--- BEGIN ---
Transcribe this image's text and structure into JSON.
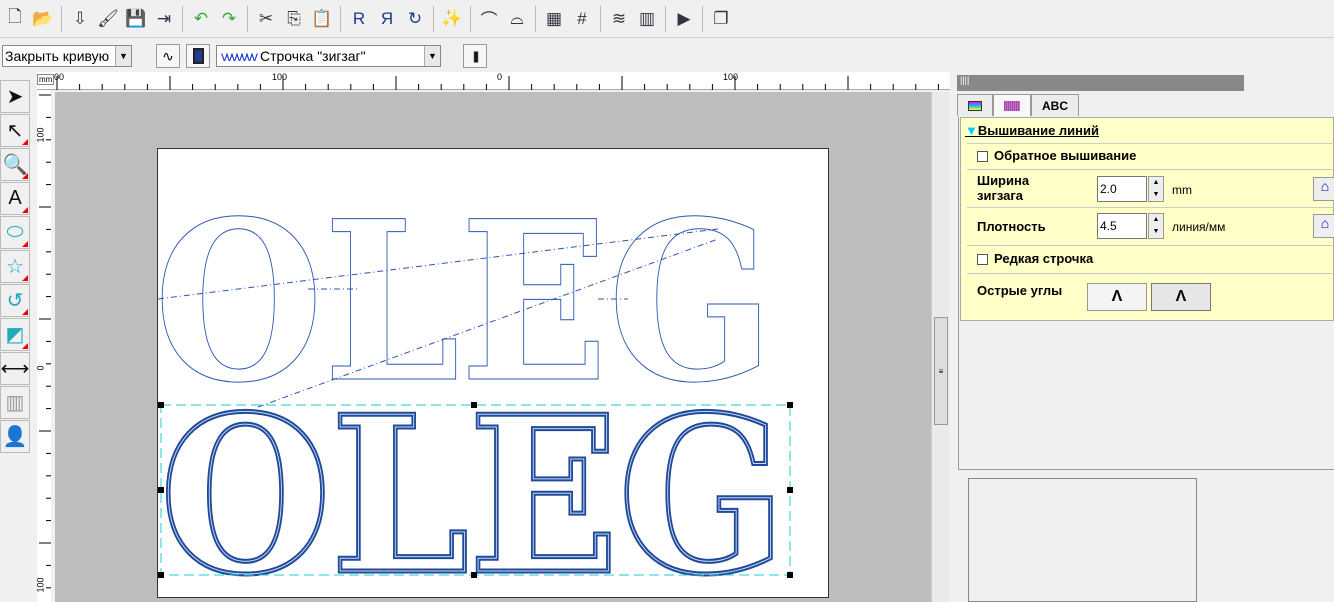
{
  "toolbar": {
    "icons": [
      "new-icon",
      "open-icon",
      "import-icon",
      "import-image-icon",
      "save-icon",
      "export-icon",
      "undo-icon",
      "redo-icon",
      "cut-icon",
      "copy-icon",
      "paste-icon",
      "mirror-horizontal-icon",
      "mirror-vertical-icon",
      "rotate-icon",
      "wizard-icon",
      "text-arc-down-icon",
      "text-arc-up-icon",
      "stitch-view-icon",
      "numbering-icon",
      "realistic-view-icon",
      "color-view-icon",
      "stitch-simulator-icon",
      "window-icon"
    ]
  },
  "props": {
    "close_curve": "Закрыть кривую",
    "stitch_type": "Строчка \"зигзаг\""
  },
  "ruler": {
    "unit": "mm",
    "h_labels": [
      "00",
      "100",
      "0",
      "100"
    ],
    "v_labels": [
      "100",
      "0",
      "100"
    ]
  },
  "tools": [
    "select-arrow-icon",
    "edit-points-icon",
    "zoom-icon",
    "text-icon",
    "shapes-icon",
    "heart-star-icon",
    "freeform-icon",
    "applique-icon",
    "measure-icon",
    "stitch-icon",
    "portrait-icon"
  ],
  "design": {
    "text": "OLEG",
    "color": "#1d4a9a"
  },
  "panel": {
    "tabs": [
      "",
      "",
      "ABC"
    ],
    "section_title": "Вышивание линий",
    "reverse_label": "Обратное вышивание",
    "reverse_checked": false,
    "width_label_1": "Ширина",
    "width_label_2": "зигзага",
    "width_value": "2.0",
    "width_unit": "mm",
    "density_label": "Плотность",
    "density_value": "4.5",
    "density_unit": "линия/мм",
    "sparse_label": "Редкая строчка",
    "sparse_checked": false,
    "corners_label": "Острые углы"
  }
}
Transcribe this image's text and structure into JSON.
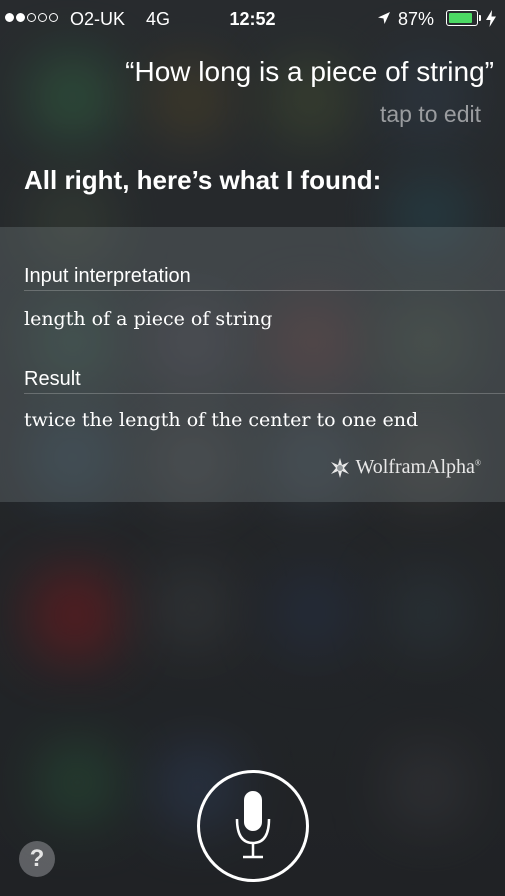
{
  "status_bar": {
    "carrier": "O2-UK",
    "network": "4G",
    "time": "12:52",
    "battery_percent": "87%",
    "battery_level": 0.87,
    "signal_bars_filled": 2,
    "signal_bars_total": 5
  },
  "siri": {
    "query": "“How long is a piece of string”",
    "tap_to_edit": "tap to edit",
    "response_title": "All right, here’s what I found:"
  },
  "result_card": {
    "input_label": "Input interpretation",
    "input_value": "length of a piece of string",
    "result_label": "Result",
    "result_value": "twice the length of the center to one end",
    "source_name": "WolframAlpha",
    "source_mark": "®"
  },
  "icons": {
    "location": "location-arrow-icon",
    "charging": "charging-bolt-icon",
    "microphone": "microphone-icon",
    "help": "question-mark-icon",
    "wolfram": "wolfram-spikey-icon"
  },
  "help_glyph": "?",
  "colors": {
    "battery": "#4cd964",
    "secondary_text": "#9a9c9f"
  }
}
--- END ---
OBJECTIVE |
Your task is to copy the entries in full and exactly, without any images.

OUTPUT FOR THIS TASK |
Transcribe this image's text and structure into JSON.
{
  "toolbar": {
    "icons": [
      "new-icon",
      "open-icon",
      "import-icon",
      "import-image-icon",
      "save-icon",
      "export-icon",
      "undo-icon",
      "redo-icon",
      "cut-icon",
      "copy-icon",
      "paste-icon",
      "mirror-horizontal-icon",
      "mirror-vertical-icon",
      "rotate-icon",
      "wizard-icon",
      "text-arc-down-icon",
      "text-arc-up-icon",
      "stitch-view-icon",
      "numbering-icon",
      "realistic-view-icon",
      "color-view-icon",
      "stitch-simulator-icon",
      "window-icon"
    ]
  },
  "props": {
    "close_curve": "Закрыть кривую",
    "stitch_type": "Строчка \"зигзаг\""
  },
  "ruler": {
    "unit": "mm",
    "h_labels": [
      "00",
      "100",
      "0",
      "100"
    ],
    "v_labels": [
      "100",
      "0",
      "100"
    ]
  },
  "tools": [
    "select-arrow-icon",
    "edit-points-icon",
    "zoom-icon",
    "text-icon",
    "shapes-icon",
    "heart-star-icon",
    "freeform-icon",
    "applique-icon",
    "measure-icon",
    "stitch-icon",
    "portrait-icon"
  ],
  "design": {
    "text": "OLEG",
    "color": "#1d4a9a"
  },
  "panel": {
    "tabs": [
      "",
      "",
      "ABC"
    ],
    "section_title": "Вышивание линий",
    "reverse_label": "Обратное вышивание",
    "reverse_checked": false,
    "width_label_1": "Ширина",
    "width_label_2": "зигзага",
    "width_value": "2.0",
    "width_unit": "mm",
    "density_label": "Плотность",
    "density_value": "4.5",
    "density_unit": "линия/мм",
    "sparse_label": "Редкая строчка",
    "sparse_checked": false,
    "corners_label": "Острые углы"
  }
}
Transcribe this image's text and structure into JSON.
{
  "status_bar": {
    "carrier": "O2-UK",
    "network": "4G",
    "time": "12:52",
    "battery_percent": "87%",
    "battery_level": 0.87,
    "signal_bars_filled": 2,
    "signal_bars_total": 5
  },
  "siri": {
    "query": "“How long is a piece of string”",
    "tap_to_edit": "tap to edit",
    "response_title": "All right, here’s what I found:"
  },
  "result_card": {
    "input_label": "Input interpretation",
    "input_value": "length of a piece of string",
    "result_label": "Result",
    "result_value": "twice the length of the center to one end",
    "source_name": "WolframAlpha",
    "source_mark": "®"
  },
  "icons": {
    "location": "location-arrow-icon",
    "charging": "charging-bolt-icon",
    "microphone": "microphone-icon",
    "help": "question-mark-icon",
    "wolfram": "wolfram-spikey-icon"
  },
  "help_glyph": "?",
  "colors": {
    "battery": "#4cd964",
    "secondary_text": "#9a9c9f"
  }
}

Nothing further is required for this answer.